%%

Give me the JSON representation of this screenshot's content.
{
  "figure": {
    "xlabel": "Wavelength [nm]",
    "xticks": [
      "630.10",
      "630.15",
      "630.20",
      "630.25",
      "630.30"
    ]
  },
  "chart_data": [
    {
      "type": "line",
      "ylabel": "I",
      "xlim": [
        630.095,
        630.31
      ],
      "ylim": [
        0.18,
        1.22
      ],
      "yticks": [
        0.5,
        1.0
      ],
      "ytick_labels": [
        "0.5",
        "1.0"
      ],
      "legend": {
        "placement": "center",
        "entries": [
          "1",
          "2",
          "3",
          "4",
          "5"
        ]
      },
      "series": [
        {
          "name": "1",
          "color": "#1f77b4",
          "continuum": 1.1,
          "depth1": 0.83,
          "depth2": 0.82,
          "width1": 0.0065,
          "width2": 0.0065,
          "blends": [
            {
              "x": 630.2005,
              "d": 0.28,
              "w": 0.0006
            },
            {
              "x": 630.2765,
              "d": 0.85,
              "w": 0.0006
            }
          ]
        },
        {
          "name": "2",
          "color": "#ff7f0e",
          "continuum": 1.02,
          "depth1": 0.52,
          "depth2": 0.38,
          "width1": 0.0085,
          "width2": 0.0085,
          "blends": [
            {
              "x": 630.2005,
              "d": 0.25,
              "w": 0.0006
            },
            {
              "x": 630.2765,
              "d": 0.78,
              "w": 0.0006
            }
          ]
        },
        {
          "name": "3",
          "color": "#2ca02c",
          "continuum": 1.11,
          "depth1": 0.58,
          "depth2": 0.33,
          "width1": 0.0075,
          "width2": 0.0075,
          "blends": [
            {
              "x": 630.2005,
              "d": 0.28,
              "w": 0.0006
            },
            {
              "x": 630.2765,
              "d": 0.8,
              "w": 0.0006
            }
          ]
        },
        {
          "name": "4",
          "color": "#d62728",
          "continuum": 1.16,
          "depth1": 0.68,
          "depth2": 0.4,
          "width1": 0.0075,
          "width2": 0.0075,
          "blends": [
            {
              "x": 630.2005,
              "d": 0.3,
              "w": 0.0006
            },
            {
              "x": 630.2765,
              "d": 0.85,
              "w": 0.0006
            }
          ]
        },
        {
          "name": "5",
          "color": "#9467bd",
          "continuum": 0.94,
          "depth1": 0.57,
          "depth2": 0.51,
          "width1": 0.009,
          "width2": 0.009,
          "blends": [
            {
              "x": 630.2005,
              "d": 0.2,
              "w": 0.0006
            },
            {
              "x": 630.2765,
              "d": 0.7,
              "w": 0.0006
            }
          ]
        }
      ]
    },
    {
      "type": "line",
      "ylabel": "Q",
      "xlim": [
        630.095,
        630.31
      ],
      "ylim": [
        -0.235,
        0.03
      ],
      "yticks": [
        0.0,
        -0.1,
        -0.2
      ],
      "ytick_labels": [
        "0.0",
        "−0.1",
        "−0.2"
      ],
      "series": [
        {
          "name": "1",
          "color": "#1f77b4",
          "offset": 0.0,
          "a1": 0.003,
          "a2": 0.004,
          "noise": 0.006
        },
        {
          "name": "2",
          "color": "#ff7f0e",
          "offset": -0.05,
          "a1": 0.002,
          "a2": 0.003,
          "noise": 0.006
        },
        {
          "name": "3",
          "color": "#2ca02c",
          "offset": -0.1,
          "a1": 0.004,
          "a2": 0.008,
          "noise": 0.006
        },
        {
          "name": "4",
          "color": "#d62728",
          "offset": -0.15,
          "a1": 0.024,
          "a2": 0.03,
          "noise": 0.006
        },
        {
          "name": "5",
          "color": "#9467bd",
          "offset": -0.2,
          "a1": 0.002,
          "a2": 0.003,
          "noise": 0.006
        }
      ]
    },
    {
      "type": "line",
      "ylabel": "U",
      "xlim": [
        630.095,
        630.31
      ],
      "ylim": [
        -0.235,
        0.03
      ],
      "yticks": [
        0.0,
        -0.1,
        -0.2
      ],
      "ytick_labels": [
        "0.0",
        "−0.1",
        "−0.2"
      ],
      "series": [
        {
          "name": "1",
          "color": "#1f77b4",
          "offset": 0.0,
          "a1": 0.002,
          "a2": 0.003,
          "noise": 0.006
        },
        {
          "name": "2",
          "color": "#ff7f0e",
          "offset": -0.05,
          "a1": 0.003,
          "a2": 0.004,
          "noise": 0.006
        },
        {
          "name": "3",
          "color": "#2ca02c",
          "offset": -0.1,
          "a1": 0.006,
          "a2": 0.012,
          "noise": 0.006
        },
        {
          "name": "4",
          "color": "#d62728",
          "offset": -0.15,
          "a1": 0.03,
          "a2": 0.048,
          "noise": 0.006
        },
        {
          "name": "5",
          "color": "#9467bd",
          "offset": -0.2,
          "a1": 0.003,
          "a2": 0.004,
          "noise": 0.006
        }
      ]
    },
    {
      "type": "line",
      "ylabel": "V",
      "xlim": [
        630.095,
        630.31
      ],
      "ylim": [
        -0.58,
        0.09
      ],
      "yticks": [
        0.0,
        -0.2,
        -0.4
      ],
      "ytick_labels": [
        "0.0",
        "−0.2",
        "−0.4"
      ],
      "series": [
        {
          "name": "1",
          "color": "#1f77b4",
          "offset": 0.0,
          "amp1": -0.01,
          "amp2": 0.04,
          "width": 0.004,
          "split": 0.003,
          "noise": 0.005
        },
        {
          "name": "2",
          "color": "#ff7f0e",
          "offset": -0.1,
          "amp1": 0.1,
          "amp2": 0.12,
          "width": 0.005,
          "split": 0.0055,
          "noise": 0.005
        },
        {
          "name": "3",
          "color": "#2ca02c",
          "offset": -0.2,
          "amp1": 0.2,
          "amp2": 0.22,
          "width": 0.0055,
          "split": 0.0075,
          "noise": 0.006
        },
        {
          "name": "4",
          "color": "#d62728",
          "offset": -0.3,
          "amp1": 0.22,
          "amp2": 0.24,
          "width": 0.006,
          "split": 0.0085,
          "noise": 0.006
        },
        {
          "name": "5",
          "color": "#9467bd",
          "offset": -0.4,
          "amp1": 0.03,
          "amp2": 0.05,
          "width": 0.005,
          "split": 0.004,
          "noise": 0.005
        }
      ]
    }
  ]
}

%%
%%

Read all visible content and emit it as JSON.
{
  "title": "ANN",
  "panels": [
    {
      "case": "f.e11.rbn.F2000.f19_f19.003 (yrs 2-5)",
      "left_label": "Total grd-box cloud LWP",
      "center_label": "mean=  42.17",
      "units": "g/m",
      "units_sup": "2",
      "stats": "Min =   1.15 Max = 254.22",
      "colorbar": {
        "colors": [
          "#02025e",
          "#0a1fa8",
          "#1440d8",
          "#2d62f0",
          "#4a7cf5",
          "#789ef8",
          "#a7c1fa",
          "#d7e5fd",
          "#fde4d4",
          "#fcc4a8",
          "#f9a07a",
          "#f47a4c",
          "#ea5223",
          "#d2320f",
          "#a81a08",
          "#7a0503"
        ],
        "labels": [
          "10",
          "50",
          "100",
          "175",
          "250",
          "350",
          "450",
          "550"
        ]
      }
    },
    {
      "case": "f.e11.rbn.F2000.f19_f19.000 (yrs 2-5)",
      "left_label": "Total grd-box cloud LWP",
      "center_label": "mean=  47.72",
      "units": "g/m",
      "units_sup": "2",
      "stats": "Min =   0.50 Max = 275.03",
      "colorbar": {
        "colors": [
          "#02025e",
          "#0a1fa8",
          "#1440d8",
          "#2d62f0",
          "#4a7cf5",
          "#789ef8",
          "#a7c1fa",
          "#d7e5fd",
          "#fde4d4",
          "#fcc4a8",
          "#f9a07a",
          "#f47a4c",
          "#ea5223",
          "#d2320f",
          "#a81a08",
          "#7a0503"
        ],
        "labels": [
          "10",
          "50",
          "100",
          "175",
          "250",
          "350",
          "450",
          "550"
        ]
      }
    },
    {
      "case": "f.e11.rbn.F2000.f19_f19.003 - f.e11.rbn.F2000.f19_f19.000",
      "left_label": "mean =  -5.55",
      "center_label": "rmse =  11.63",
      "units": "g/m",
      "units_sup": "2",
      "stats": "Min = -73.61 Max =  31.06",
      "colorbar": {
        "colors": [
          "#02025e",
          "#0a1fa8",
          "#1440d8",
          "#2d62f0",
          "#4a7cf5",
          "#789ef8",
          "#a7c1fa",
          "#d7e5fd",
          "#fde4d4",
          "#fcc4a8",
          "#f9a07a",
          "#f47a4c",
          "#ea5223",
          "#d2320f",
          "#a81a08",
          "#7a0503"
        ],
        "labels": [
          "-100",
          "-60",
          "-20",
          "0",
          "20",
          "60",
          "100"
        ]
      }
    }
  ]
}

%%
%%

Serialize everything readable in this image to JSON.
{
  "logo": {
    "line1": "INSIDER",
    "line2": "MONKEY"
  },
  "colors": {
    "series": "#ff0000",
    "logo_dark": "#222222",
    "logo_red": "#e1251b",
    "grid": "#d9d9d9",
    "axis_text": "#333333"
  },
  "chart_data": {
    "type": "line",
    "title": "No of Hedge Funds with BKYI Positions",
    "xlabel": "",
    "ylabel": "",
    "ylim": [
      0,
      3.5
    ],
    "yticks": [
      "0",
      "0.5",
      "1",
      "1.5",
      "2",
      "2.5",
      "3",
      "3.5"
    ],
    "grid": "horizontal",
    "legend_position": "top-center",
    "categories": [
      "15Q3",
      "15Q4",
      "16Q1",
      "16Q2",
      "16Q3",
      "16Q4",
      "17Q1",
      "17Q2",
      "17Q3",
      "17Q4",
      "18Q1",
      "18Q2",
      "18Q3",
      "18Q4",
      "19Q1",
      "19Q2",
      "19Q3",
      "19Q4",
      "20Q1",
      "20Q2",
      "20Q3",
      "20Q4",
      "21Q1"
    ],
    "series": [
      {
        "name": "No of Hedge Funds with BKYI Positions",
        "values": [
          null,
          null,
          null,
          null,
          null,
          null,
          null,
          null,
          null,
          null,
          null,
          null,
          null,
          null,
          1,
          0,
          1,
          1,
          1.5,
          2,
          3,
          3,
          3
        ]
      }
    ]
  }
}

%%

__The request__
Which lines above hold the word "Funds"? Copy each of them.

__Answer for the task__
    "title": "No of Hedge Funds with BKYI Positions",
        "name": "No of Hedge Funds with BKYI Positions",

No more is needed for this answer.